WHAT IS NEEDED »
Copy out the entries below in full and exactly.

## START SOURCE MATERIAL

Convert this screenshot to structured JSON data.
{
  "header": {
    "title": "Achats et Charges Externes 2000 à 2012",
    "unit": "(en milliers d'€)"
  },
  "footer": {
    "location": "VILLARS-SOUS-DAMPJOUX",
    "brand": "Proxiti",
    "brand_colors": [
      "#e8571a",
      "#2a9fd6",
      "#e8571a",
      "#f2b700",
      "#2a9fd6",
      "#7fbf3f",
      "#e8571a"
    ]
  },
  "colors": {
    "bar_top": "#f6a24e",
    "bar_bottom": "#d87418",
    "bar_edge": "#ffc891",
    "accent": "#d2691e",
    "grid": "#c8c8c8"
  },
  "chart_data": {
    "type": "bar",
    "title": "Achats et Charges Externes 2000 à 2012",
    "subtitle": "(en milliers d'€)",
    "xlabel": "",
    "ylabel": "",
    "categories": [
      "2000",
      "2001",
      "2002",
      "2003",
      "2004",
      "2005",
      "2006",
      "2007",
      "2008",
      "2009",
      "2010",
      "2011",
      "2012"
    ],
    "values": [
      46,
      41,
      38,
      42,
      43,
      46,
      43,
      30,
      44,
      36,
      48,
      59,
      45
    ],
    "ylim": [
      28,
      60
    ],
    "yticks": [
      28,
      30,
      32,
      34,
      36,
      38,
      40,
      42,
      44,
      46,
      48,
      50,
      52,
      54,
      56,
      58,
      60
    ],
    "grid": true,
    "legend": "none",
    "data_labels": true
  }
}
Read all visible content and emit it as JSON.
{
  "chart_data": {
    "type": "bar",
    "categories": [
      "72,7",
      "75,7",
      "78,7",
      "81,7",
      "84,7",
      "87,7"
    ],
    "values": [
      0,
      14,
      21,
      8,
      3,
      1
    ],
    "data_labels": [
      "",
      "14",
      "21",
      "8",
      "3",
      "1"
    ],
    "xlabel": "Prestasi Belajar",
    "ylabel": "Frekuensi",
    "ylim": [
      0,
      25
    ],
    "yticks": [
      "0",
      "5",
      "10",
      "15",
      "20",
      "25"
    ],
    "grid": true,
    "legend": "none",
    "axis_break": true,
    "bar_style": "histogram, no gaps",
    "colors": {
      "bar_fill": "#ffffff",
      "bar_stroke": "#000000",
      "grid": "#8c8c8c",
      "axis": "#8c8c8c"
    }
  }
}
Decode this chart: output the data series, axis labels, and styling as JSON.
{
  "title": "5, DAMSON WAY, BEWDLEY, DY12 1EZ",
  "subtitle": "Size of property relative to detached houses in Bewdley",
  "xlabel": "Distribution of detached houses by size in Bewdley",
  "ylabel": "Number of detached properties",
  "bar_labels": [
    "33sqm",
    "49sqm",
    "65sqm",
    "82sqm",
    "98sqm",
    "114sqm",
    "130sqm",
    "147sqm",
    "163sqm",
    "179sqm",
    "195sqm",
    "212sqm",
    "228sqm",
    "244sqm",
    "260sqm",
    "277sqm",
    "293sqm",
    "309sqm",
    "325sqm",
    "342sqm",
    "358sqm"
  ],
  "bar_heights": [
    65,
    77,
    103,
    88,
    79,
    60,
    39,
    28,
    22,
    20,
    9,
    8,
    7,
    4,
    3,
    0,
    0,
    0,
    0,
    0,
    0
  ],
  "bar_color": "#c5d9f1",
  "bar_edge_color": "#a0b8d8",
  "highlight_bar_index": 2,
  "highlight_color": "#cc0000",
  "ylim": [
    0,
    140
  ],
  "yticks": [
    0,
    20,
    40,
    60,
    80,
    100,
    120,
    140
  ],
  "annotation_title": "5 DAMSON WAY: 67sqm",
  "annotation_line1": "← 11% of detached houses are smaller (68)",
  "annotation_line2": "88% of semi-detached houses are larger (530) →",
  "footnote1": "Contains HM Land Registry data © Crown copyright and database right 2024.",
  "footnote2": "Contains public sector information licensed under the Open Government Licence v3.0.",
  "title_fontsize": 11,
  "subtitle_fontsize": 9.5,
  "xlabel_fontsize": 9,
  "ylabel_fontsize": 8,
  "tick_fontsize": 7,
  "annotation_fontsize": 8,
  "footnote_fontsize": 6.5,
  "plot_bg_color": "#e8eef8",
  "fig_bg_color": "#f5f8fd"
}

## END SOURCE MATERIAL

RESPONSE BELOW »
Convert this screenshot to structured JSON data.
{
  "header": {
    "title": "Achats et Charges Externes 2000 à 2012",
    "unit": "(en milliers d'€)"
  },
  "footer": {
    "location": "VILLARS-SOUS-DAMPJOUX",
    "brand": "Proxiti",
    "brand_colors": [
      "#e8571a",
      "#2a9fd6",
      "#e8571a",
      "#f2b700",
      "#2a9fd6",
      "#7fbf3f",
      "#e8571a"
    ]
  },
  "colors": {
    "bar_top": "#f6a24e",
    "bar_bottom": "#d87418",
    "bar_edge": "#ffc891",
    "accent": "#d2691e",
    "grid": "#c8c8c8"
  },
  "chart_data": {
    "type": "bar",
    "title": "Achats et Charges Externes 2000 à 2012",
    "subtitle": "(en milliers d'€)",
    "xlabel": "",
    "ylabel": "",
    "categories": [
      "2000",
      "2001",
      "2002",
      "2003",
      "2004",
      "2005",
      "2006",
      "2007",
      "2008",
      "2009",
      "2010",
      "2011",
      "2012"
    ],
    "values": [
      46,
      41,
      38,
      42,
      43,
      46,
      43,
      30,
      44,
      36,
      48,
      59,
      45
    ],
    "ylim": [
      28,
      60
    ],
    "yticks": [
      28,
      30,
      32,
      34,
      36,
      38,
      40,
      42,
      44,
      46,
      48,
      50,
      52,
      54,
      56,
      58,
      60
    ],
    "grid": true,
    "legend": "none",
    "data_labels": true
  }
}
Read all visible content and emit it as JSON.
{
  "chart_data": {
    "type": "bar",
    "categories": [
      "72,7",
      "75,7",
      "78,7",
      "81,7",
      "84,7",
      "87,7"
    ],
    "values": [
      0,
      14,
      21,
      8,
      3,
      1
    ],
    "data_labels": [
      "",
      "14",
      "21",
      "8",
      "3",
      "1"
    ],
    "xlabel": "Prestasi Belajar",
    "ylabel": "Frekuensi",
    "ylim": [
      0,
      25
    ],
    "yticks": [
      "0",
      "5",
      "10",
      "15",
      "20",
      "25"
    ],
    "grid": true,
    "legend": "none",
    "axis_break": true,
    "bar_style": "histogram, no gaps",
    "colors": {
      "bar_fill": "#ffffff",
      "bar_stroke": "#000000",
      "grid": "#8c8c8c",
      "axis": "#8c8c8c"
    }
  }
}
Decode this chart: output the data series, axis labels, and styling as JSON.
{
  "title": "5, DAMSON WAY, BEWDLEY, DY12 1EZ",
  "subtitle": "Size of property relative to detached houses in Bewdley",
  "xlabel": "Distribution of detached houses by size in Bewdley",
  "ylabel": "Number of detached properties",
  "bar_labels": [
    "33sqm",
    "49sqm",
    "65sqm",
    "82sqm",
    "98sqm",
    "114sqm",
    "130sqm",
    "147sqm",
    "163sqm",
    "179sqm",
    "195sqm",
    "212sqm",
    "228sqm",
    "244sqm",
    "260sqm",
    "277sqm",
    "293sqm",
    "309sqm",
    "325sqm",
    "342sqm",
    "358sqm"
  ],
  "bar_heights": [
    65,
    77,
    103,
    88,
    79,
    60,
    39,
    28,
    22,
    20,
    9,
    8,
    7,
    4,
    3,
    0,
    0,
    0,
    0,
    0,
    0
  ],
  "bar_color": "#c5d9f1",
  "bar_edge_color": "#a0b8d8",
  "highlight_bar_index": 2,
  "highlight_color": "#cc0000",
  "ylim": [
    0,
    140
  ],
  "yticks": [
    0,
    20,
    40,
    60,
    80,
    100,
    120,
    140
  ],
  "annotation_title": "5 DAMSON WAY: 67sqm",
  "annotation_line1": "← 11% of detached houses are smaller (68)",
  "annotation_line2": "88% of semi-detached houses are larger (530) →",
  "footnote1": "Contains HM Land Registry data © Crown copyright and database right 2024.",
  "footnote2": "Contains public sector information licensed under the Open Government Licence v3.0.",
  "title_fontsize": 11,
  "subtitle_fontsize": 9.5,
  "xlabel_fontsize": 9,
  "ylabel_fontsize": 8,
  "tick_fontsize": 7,
  "annotation_fontsize": 8,
  "footnote_fontsize": 6.5,
  "plot_bg_color": "#e8eef8",
  "fig_bg_color": "#f5f8fd"
}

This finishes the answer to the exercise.